Kibar Feyzo is a 1978 Turkısh and Kurdish comedy film directed by Atıf Yılmaz.

Plot 
The film takes place in a feudal village in Southeastern Turkey in 1970s. Feyzo, a poor peasant, returns from military service dreaming about marrying Gülo, the love of his life. However, he has to face many obstacles. According to tradition, a man has to pay a lot of money to the bride's father in order to get the bride's hand. While Feyzo is trying to deal with the greed of Gülo's father, who is asking for an astronomical amount of money, he has to also convince his mother, who wants to buy an ox instead of a bride. Feyzo overcomes all these difficulties, but he gets kicked out of the village on his wedding day by the landlord, Maho Aga, who is eager to protect his status against any threat. However, Feyzo goes to the big city on exile only to bring back more problems for Maho.

| Supplied information |
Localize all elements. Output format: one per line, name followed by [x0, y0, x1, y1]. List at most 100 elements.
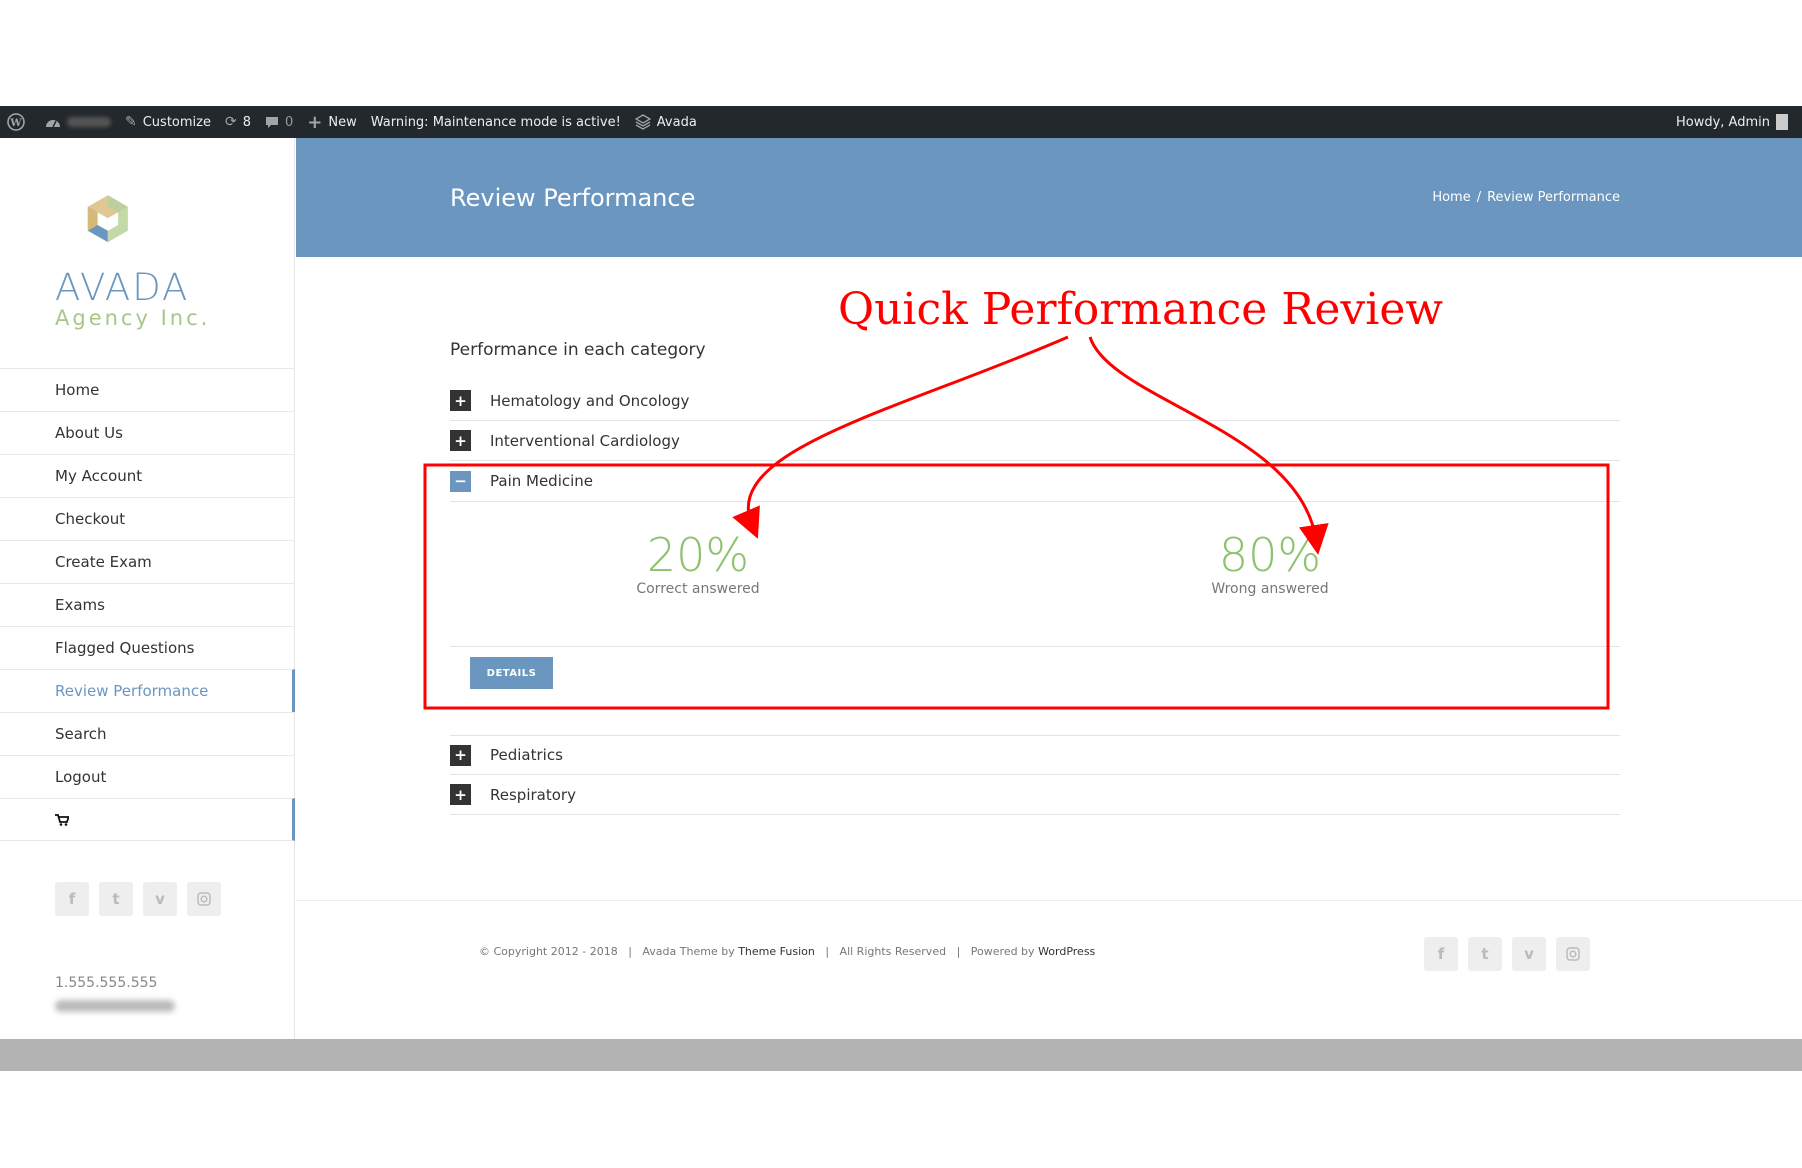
page: W ✎ Customize ⟳ 8 0 + New Warning: Maint… — [0, 0, 1802, 1168]
wrong-stat: 80% Wrong answered — [1120, 529, 1420, 597]
wordpress-logo-button[interactable]: W — [0, 106, 38, 138]
avada-label: Avada — [656, 114, 697, 130]
admin-bar: W ✎ Customize ⟳ 8 0 + New Warning: Maint… — [0, 106, 1802, 138]
avada-logo-icon[interactable] — [85, 176, 165, 266]
footer-separator: | — [628, 945, 632, 958]
accordion-label[interactable]: Respiratory — [490, 786, 576, 804]
plus-icon: + — [307, 111, 323, 133]
nav-item-exams[interactable]: Exams — [0, 583, 295, 626]
copyright-text: © Copyright 2012 - 2018 — [479, 945, 618, 958]
nav-item-home[interactable]: Home — [0, 368, 295, 411]
twitter-icon[interactable]: t — [99, 882, 133, 916]
correct-caption: Correct answered — [636, 581, 760, 597]
refresh-icon: ⟳ — [224, 114, 237, 130]
new-label: New — [328, 114, 357, 130]
expand-icon[interactable]: + — [450, 744, 471, 766]
wordpress-link[interactable]: WordPress — [1038, 945, 1095, 958]
expand-icon[interactable]: + — [450, 390, 471, 411]
panel-divider — [450, 646, 1620, 647]
updates-count: 8 — [242, 114, 251, 130]
accordion-item-interventional-cardiology[interactable]: + Interventional Cardiology — [450, 421, 1620, 461]
main-content: Performance in each category + Hematolog… — [450, 340, 1620, 815]
accordion-item-hematology[interactable]: + Hematology and Oncology — [450, 381, 1620, 421]
collapse-icon[interactable]: − — [450, 470, 471, 492]
accordion-label[interactable]: Hematology and Oncology — [490, 392, 689, 410]
theme-prefix: Avada Theme by — [642, 945, 735, 958]
annotation-title: Quick Performance Review — [838, 284, 1444, 335]
nav-item-flagged-questions[interactable]: Flagged Questions — [0, 626, 295, 669]
correct-stat: 20% Correct answered — [548, 529, 848, 597]
logo-tagline: Agency Inc. — [55, 306, 211, 330]
panel-divider — [450, 501, 1620, 502]
wordpress-icon: W — [7, 113, 25, 131]
page-title: Review Performance — [450, 184, 696, 212]
cart-icon — [55, 813, 69, 826]
correct-percentage: 20% — [646, 528, 750, 582]
footer-copyright: © Copyright 2012 - 2018 | Avada Theme by… — [479, 945, 1095, 958]
breadcrumb: Home / Review Performance — [1432, 190, 1620, 205]
expand-icon[interactable]: + — [450, 784, 471, 805]
avatar — [1776, 114, 1788, 130]
dashboard-icon — [45, 115, 61, 129]
svg-text:W: W — [9, 118, 22, 129]
accordion-item-respiratory[interactable]: + Respiratory — [450, 775, 1620, 815]
site-name-button[interactable] — [38, 106, 118, 138]
expand-icon[interactable]: + — [450, 430, 471, 451]
twitter-icon[interactable]: t — [1468, 937, 1502, 971]
nav-item-cart[interactable] — [0, 798, 295, 841]
account-menu[interactable]: Howdy, Admin — [1669, 106, 1802, 138]
nav-item-search[interactable]: Search — [0, 712, 295, 755]
sidebar: AVADA Agency Inc. Home About Us My Accou… — [0, 138, 295, 1071]
contact-email-blurred — [55, 1000, 175, 1012]
comments-button[interactable]: 0 — [258, 106, 300, 138]
nav-item-about-us[interactable]: About Us — [0, 411, 295, 454]
wrong-caption: Wrong answered — [1211, 581, 1329, 597]
avada-layers-icon — [634, 114, 651, 130]
accordion-label[interactable]: Interventional Cardiology — [490, 432, 680, 450]
nav-item-my-account[interactable]: My Account — [0, 454, 295, 497]
page-title-bar: Review Performance Home / Review Perform… — [296, 138, 1802, 257]
comment-icon — [265, 116, 279, 129]
nav-item-checkout[interactable]: Checkout — [0, 497, 295, 540]
footer-separator: | — [956, 945, 961, 958]
customize-button[interactable]: ✎ Customize — [118, 106, 218, 138]
main-navigation: Home About Us My Account Checkout Create… — [0, 368, 295, 841]
brush-icon: ✎ — [125, 114, 137, 130]
accordion-label[interactable]: Pediatrics — [490, 746, 563, 764]
breadcrumb-current: Review Performance — [1487, 190, 1620, 205]
vimeo-icon[interactable]: v — [1512, 937, 1546, 971]
maintenance-warning[interactable]: Warning: Maintenance mode is active! — [364, 106, 628, 138]
new-content-button[interactable]: + New — [300, 106, 363, 138]
nav-item-create-exam[interactable]: Create Exam — [0, 540, 295, 583]
powered-prefix: Powered by — [970, 945, 1035, 958]
section-title: Performance in each category — [450, 340, 706, 360]
sidebar-social-links: f t v — [55, 882, 221, 916]
instagram-icon[interactable] — [187, 882, 221, 916]
comments-count: 0 — [285, 114, 294, 130]
avada-theme-button[interactable]: Avada — [628, 106, 704, 138]
wrong-percentage: 80% — [1218, 528, 1322, 582]
logo-wordmark: AVADA — [55, 266, 190, 309]
contact-phone: 1.555.555.555 — [55, 975, 158, 991]
details-button[interactable]: DETAILS — [470, 657, 553, 689]
breadcrumb-separator: / — [1476, 190, 1482, 205]
facebook-icon[interactable]: f — [1424, 937, 1458, 971]
accordion-label[interactable]: Pain Medicine — [490, 472, 593, 490]
vimeo-icon[interactable]: v — [143, 882, 177, 916]
nav-item-logout[interactable]: Logout — [0, 755, 295, 798]
breadcrumb-home-link[interactable]: Home — [1432, 190, 1470, 205]
accordion-item-pediatrics[interactable]: + Pediatrics — [450, 735, 1620, 775]
maintenance-warning-text: Warning: Maintenance mode is active! — [370, 114, 621, 130]
facebook-icon[interactable]: f — [55, 882, 89, 916]
rights-text: All Rights Reserved — [839, 945, 947, 958]
nav-item-review-performance[interactable]: Review Performance — [0, 669, 295, 712]
updates-button[interactable]: ⟳ 8 — [218, 106, 258, 138]
bottom-grey-bar — [0, 1039, 1802, 1071]
instagram-icon[interactable] — [1556, 937, 1590, 971]
customize-label: Customize — [142, 114, 211, 130]
howdy-label: Howdy, Admin — [1675, 114, 1770, 130]
footer-separator: | — [825, 945, 830, 958]
site-name-blurred — [67, 117, 111, 127]
theme-fusion-link[interactable]: Theme Fusion — [738, 945, 815, 958]
accordion-item-pain-medicine[interactable]: − Pain Medicine — [450, 461, 1620, 501]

| Exercise instructions |
1. From the Kibar Feyzo film summary, copy the passage starting at "Kibar Feyzo is" and ending at "problems for Maho.".
2. In the Kibar Feyzo film summary, what does Feyzo's mother want to buy instead of a bride?

| Exercise results |
1.
Kibar Feyzo is a 1978 Turkısh and Kurdish comedy film directed by Atıf Yılmaz.

Plot 
The film takes place in a feudal village in Southeastern Turkey in 1970s. Feyzo, a poor peasant, returns from military service dreaming about marrying Gülo, the love of his life. However, he has to face many obstacles. According to tradition, a man has to pay a lot of money to the bride's father in order to get the bride's hand. While Feyzo is trying to deal with the greed of Gülo's father, who is asking for an astronomical amount of money, he has to also convince his mother, who wants to buy an ox instead of a bride. Feyzo overcomes all these difficulties, but he gets kicked out of the village on his wedding day by the landlord, Maho Aga, who is eager to protect his status against any threat. However, Feyzo goes to the big city on exile only to bring back more problems for Maho.

2. An ox.